Directions for this task: Your task is to reproduce the entries below word for word.
======== Excerpted data ========
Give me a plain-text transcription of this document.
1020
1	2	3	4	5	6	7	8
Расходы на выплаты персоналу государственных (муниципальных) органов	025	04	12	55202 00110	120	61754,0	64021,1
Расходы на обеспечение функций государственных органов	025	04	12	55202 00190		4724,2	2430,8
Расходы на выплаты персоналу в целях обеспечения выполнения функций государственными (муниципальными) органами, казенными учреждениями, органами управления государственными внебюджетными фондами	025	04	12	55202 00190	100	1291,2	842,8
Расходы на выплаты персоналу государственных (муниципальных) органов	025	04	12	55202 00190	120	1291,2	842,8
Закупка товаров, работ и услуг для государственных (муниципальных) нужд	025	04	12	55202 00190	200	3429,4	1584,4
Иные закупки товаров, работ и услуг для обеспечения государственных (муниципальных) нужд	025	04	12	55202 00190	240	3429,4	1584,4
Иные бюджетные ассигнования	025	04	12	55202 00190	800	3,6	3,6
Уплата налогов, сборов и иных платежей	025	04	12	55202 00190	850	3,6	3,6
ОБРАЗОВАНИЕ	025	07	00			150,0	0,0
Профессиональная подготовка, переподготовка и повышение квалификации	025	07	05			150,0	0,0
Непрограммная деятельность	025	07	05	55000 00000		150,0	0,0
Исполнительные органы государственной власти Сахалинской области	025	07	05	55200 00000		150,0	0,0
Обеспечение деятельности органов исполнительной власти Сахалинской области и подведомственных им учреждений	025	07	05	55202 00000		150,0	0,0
========
Written response:
Give me a plain-text transcription of this document.
1020
1	2	3	4	5	6	7	8
Расходы на выплаты персоналу государственных (муниципальных) органов	025	04	12	55202 00110	120	61754,0	64021,1
Расходы на обеспечение функций государственных органов	025	04	12	55202 00190		4724,2	2430,8
Расходы на выплаты персоналу в целях обеспечения выполнения функций государственными (муниципальными) органами, казенными учреждениями, органами управления государственными внебюджетными фондами	025	04	12	55202 00190	100	1291,2	842,8
Расходы на выплаты персоналу государственных (муниципальных) органов	025	04	12	55202 00190	120	1291,2	842,8
Закупка товаров, работ и услуг для государственных (муниципальных) нужд	025	04	12	55202 00190	200	3429,4	1584,4
Иные закупки товаров, работ и услуг для обеспечения государственных (муниципальных) нужд	025	04	12	55202 00190	240	3429,4	1584,4
Иные бюджетные ассигнования	025	04	12	55202 00190	800	3,6	3,6
Уплата налогов, сборов и иных платежей	025	04	12	55202 00190	850	3,6	3,6
ОБРАЗОВАНИЕ	025	07	00			150,0	0,0
Профессиональная подготовка, переподготовка и повышение квалификации	025	07	05			150,0	0,0
Непрограммная деятельность	025	07	05	55000 00000		150,0	0,0
Исполнительные органы государственной власти Сахалинской области	025	07	05	55200 00000		150,0	0,0
Обеспечение деятельности органов исполнительной власти Сахалинской области и подведомственных им учреждений	025	07	05	55202 00000		150,0	0,0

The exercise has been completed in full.